## WRITTEN EXERCISE
Check each line of the material below for "argument". Report how many have it, with no other words.

## DATA EXCERPTS
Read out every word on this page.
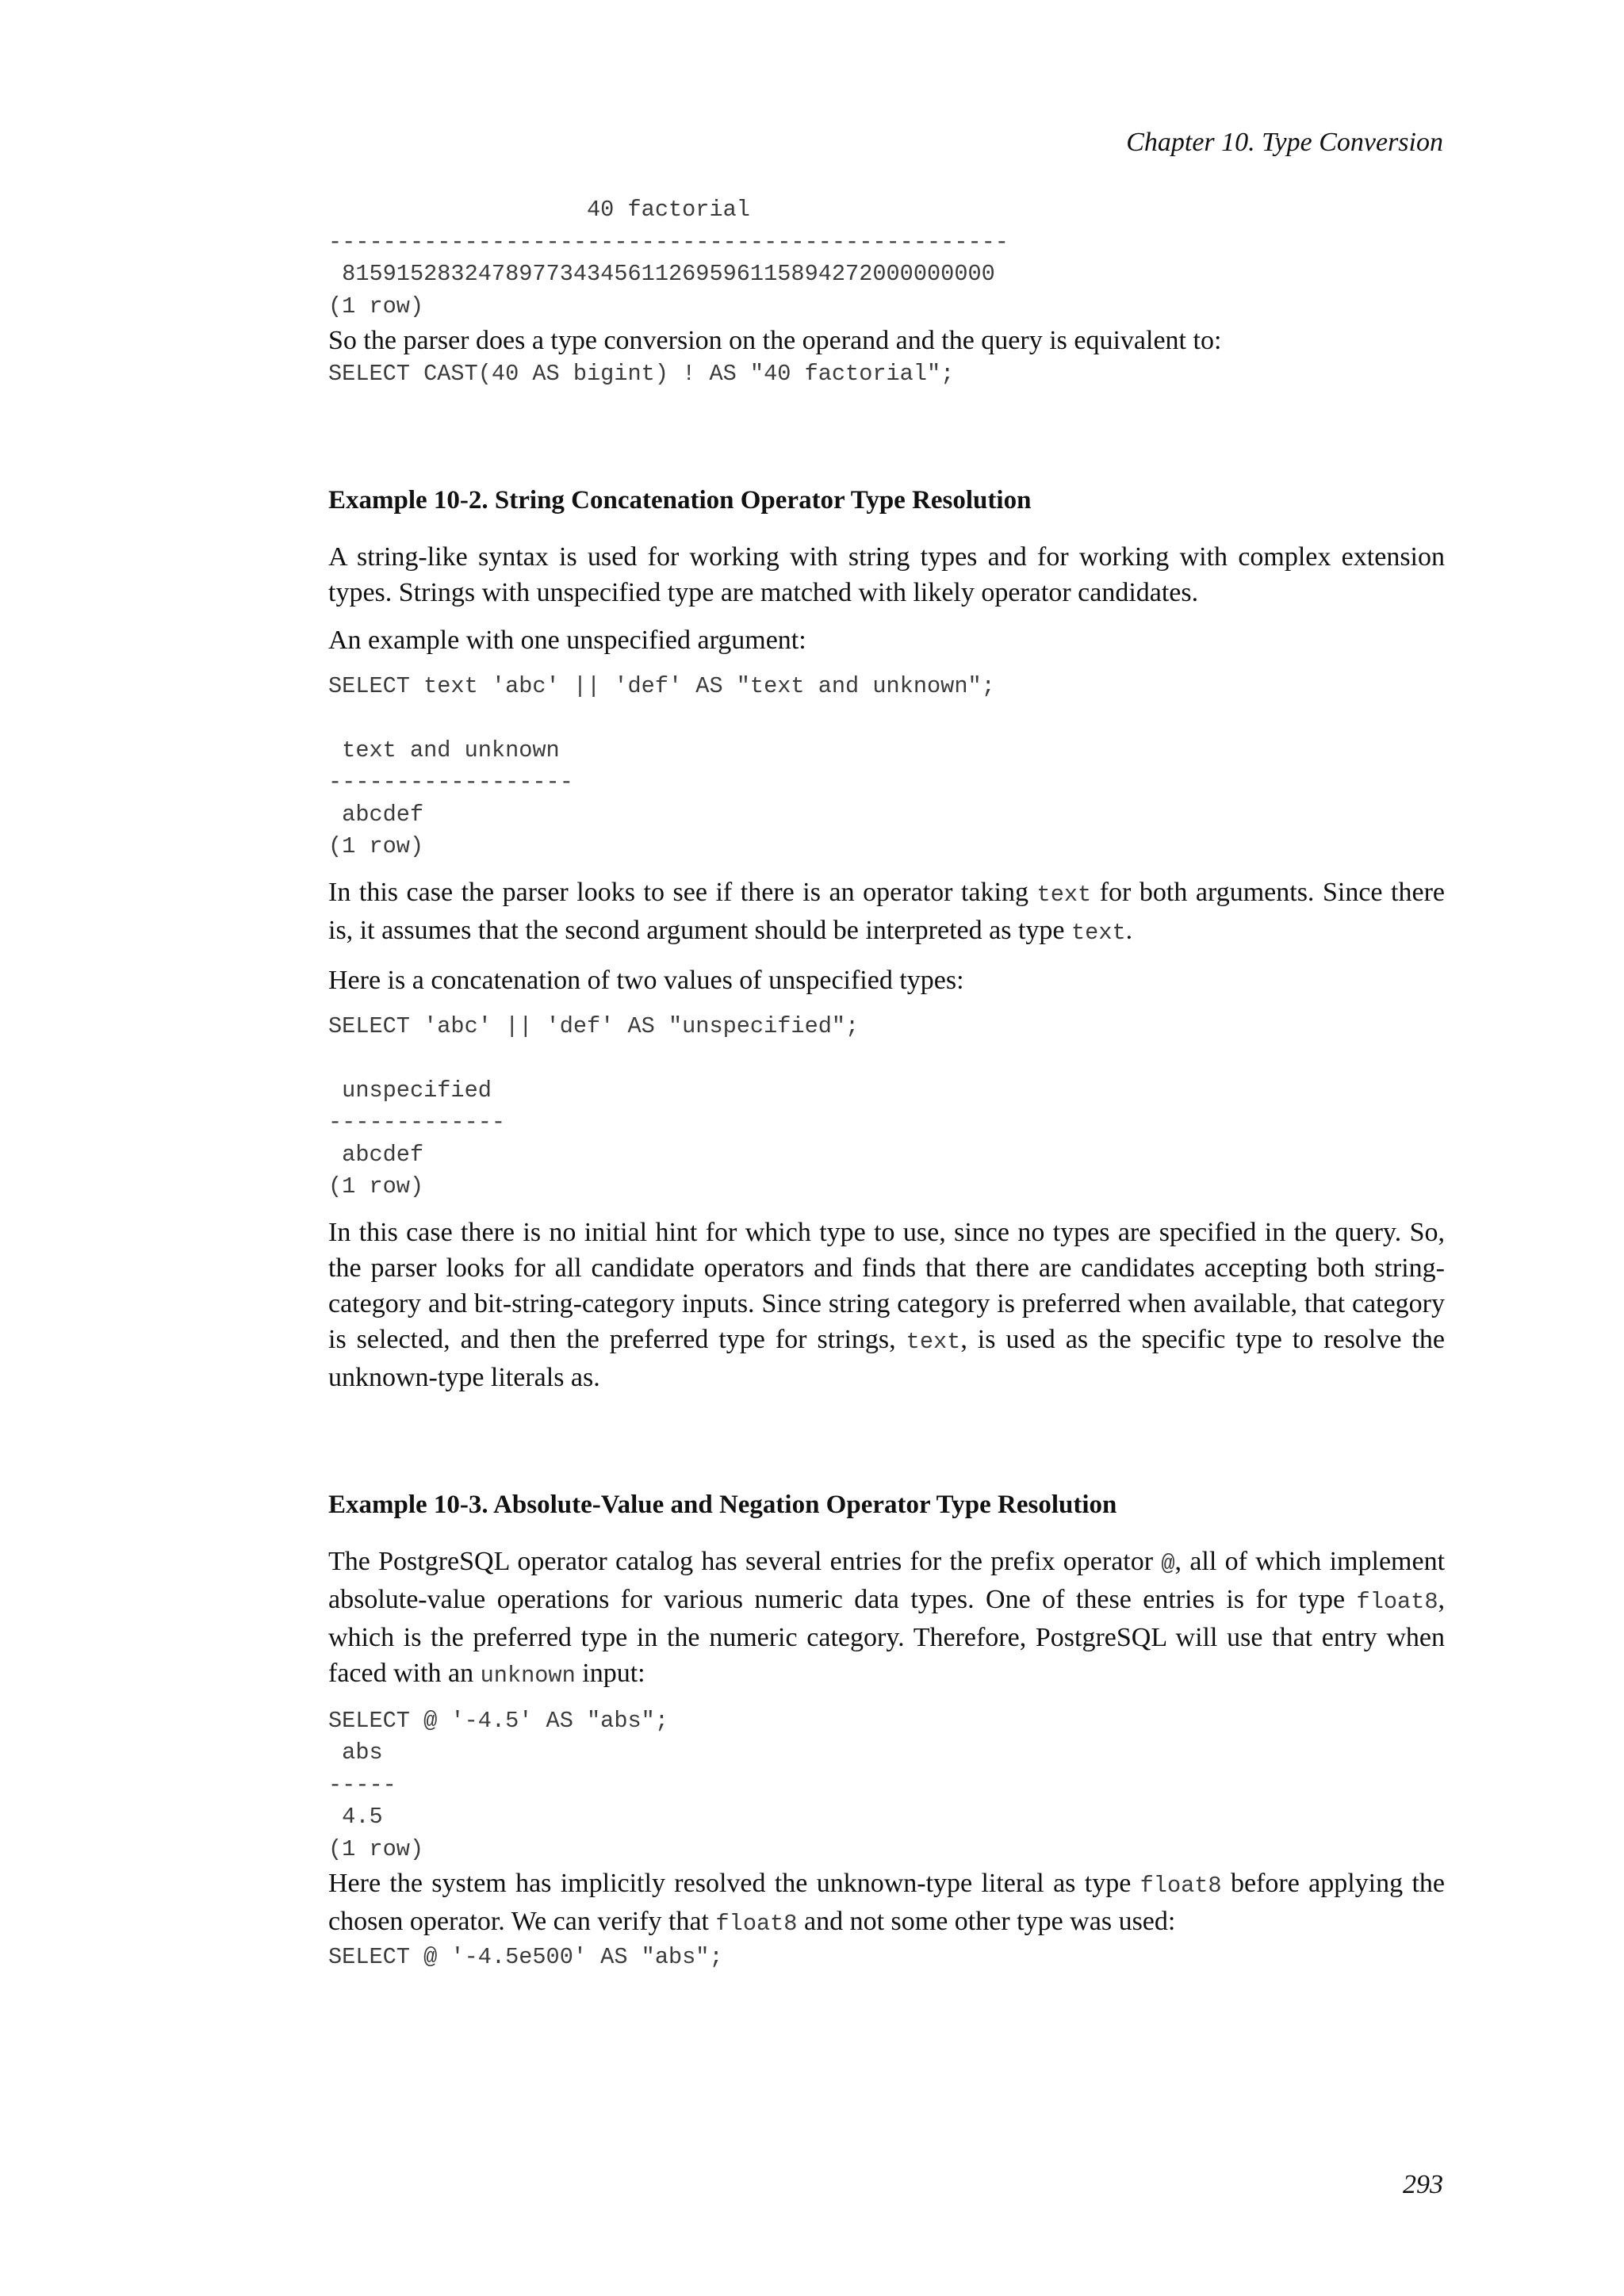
Chapter 10. Type Conversion
40 factorial
--------------------------------------------------
815915283247897734345611269596115894272000000000
(1 row)

So the parser does a type conversion on the operand and the query is equivalent to:

SELECT CAST(40 AS bigint) ! AS "40 factorial";
Example 10-2. String Concatenation Operator Type Resolution

A string-like syntax is used for working with string types and for working with complex extension types. Strings with unspecified type are matched with likely operator candidates.

An example with one unspecified argument:

SELECT text 'abc' || 'def' AS "text and unknown";

text and unknown
------------------
abcdef
(1 row)

In this case the parser looks to see if there is an operator taking text for both arguments. Since there is, it assumes that the second argument should be interpreted as type text.

Here is a concatenation of two values of unspecified types:

SELECT 'abc' || 'def' AS "unspecified";

unspecified
-------------
abcdef
(1 row)

In this case there is no initial hint for which type to use, since no types are specified in the query. So, the parser looks for all candidate operators and finds that there are candidates accepting both string-category and bit-string-category inputs. Since string category is preferred when available, that category is selected, and then the preferred type for strings, text, is used as the specific type to resolve the unknown-type literals as.

Example 10-3. Absolute-Value and Negation Operator Type Resolution

The PostgreSQL operator catalog has several entries for the prefix operator @, all of which implement absolute-value operations for various numeric data types. One of these entries is for type float8, which is the preferred type in the numeric category. Therefore, PostgreSQL will use that entry when faced with an unknown input:

SELECT @ '-4.5' AS "abs";
abs
-----
4.5
(1 row)

Here the system has implicitly resolved the unknown-type literal as type float8 before applying the chosen operator. We can verify that float8 and not some other type was used:

SELECT @ '-4.5e500' AS "abs";
293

## REPLY TO THE TASK
2